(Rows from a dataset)
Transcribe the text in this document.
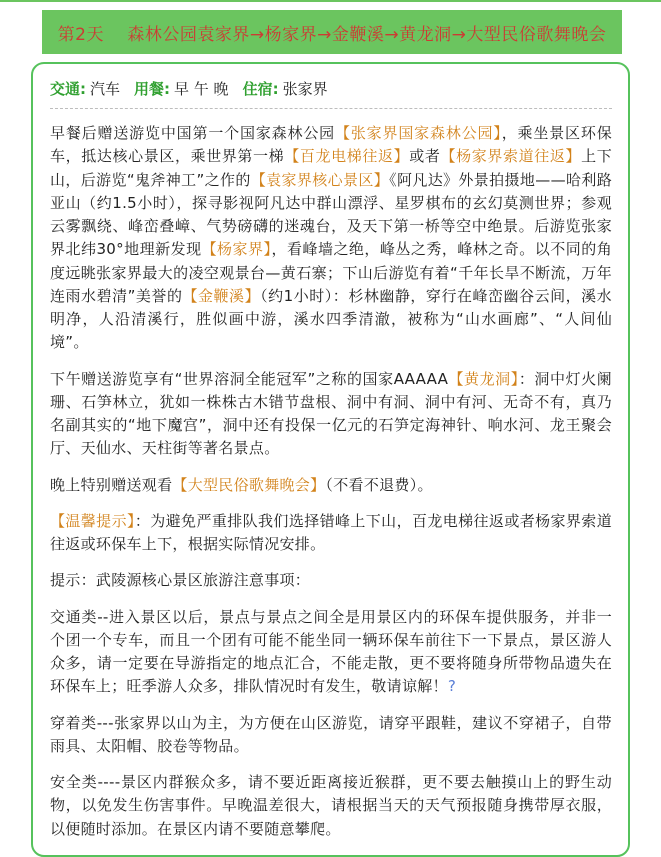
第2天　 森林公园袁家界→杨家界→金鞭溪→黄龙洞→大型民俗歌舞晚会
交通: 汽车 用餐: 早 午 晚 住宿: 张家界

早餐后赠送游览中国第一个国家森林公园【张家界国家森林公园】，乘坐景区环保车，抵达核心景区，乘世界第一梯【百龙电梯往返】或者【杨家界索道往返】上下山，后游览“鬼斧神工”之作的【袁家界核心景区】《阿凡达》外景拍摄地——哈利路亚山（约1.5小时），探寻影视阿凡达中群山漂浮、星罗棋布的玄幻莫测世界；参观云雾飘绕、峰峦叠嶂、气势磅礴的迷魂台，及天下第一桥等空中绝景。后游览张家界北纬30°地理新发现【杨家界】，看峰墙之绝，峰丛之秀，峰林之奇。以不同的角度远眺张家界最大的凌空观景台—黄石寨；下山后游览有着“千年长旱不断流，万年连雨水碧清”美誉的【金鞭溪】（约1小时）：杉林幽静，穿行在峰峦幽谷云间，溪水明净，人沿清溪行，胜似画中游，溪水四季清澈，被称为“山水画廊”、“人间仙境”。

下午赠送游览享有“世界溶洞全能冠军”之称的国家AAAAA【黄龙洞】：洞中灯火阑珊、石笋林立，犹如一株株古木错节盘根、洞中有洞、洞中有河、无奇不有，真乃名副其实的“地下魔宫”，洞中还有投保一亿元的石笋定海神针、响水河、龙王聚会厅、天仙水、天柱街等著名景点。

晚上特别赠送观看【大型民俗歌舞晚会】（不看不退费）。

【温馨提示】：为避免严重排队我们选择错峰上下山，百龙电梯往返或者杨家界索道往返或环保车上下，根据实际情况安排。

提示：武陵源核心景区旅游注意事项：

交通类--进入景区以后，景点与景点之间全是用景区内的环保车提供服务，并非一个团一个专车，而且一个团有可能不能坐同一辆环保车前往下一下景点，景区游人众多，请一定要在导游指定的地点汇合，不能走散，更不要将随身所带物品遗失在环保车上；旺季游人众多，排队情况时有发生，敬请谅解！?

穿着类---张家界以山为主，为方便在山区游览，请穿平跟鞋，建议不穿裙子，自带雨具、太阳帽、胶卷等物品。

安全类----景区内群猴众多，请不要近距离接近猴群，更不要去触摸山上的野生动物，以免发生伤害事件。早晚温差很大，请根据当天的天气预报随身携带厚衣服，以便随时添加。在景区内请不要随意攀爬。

§ EXERCISE BRIEF
Verbatim reproduction of every record is required; images are left out.

§ IN RESPONSE
Transcribe the text in this document.
第2天　 森林公园袁家界→杨家界→金鞭溪→黄龙洞→大型民俗歌舞晚会
交通: 汽车 用餐: 早 午 晚 住宿: 张家界

早餐后赠送游览中国第一个国家森林公园【张家界国家森林公园】，乘坐景区环保车，抵达核心景区，乘世界第一梯【百龙电梯往返】或者【杨家界索道往返】上下山，后游览“鬼斧神工”之作的【袁家界核心景区】《阿凡达》外景拍摄地——哈利路亚山（约1.5小时），探寻影视阿凡达中群山漂浮、星罗棋布的玄幻莫测世界；参观云雾飘绕、峰峦叠嶂、气势磅礴的迷魂台，及天下第一桥等空中绝景。后游览张家界北纬30°地理新发现【杨家界】，看峰墙之绝，峰丛之秀，峰林之奇。以不同的角度远眺张家界最大的凌空观景台—黄石寨；下山后游览有着“千年长旱不断流，万年连雨水碧清”美誉的【金鞭溪】（约1小时）：杉林幽静，穿行在峰峦幽谷云间，溪水明净，人沿清溪行，胜似画中游，溪水四季清澈，被称为“山水画廊”、“人间仙境”。

下午赠送游览享有“世界溶洞全能冠军”之称的国家AAAAA【黄龙洞】：洞中灯火阑珊、石笋林立，犹如一株株古木错节盘根、洞中有洞、洞中有河、无奇不有，真乃名副其实的“地下魔宫”，洞中还有投保一亿元的石笋定海神针、响水河、龙王聚会厅、天仙水、天柱街等著名景点。

晚上特别赠送观看【大型民俗歌舞晚会】（不看不退费）。

【温馨提示】：为避免严重排队我们选择错峰上下山，百龙电梯往返或者杨家界索道往返或环保车上下，根据实际情况安排。

提示：武陵源核心景区旅游注意事项：

交通类--进入景区以后，景点与景点之间全是用景区内的环保车提供服务，并非一个团一个专车，而且一个团有可能不能坐同一辆环保车前往下一下景点，景区游人众多，请一定要在导游指定的地点汇合，不能走散，更不要将随身所带物品遗失在环保车上；旺季游人众多，排队情况时有发生，敬请谅解！?

穿着类---张家界以山为主，为方便在山区游览，请穿平跟鞋，建议不穿裙子，自带雨具、太阳帽、胶卷等物品。

安全类----景区内群猴众多，请不要近距离接近猴群，更不要去触摸山上的野生动物，以免发生伤害事件。早晚温差很大，请根据当天的天气预报随身携带厚衣服，以便随时添加。在景区内请不要随意攀爬。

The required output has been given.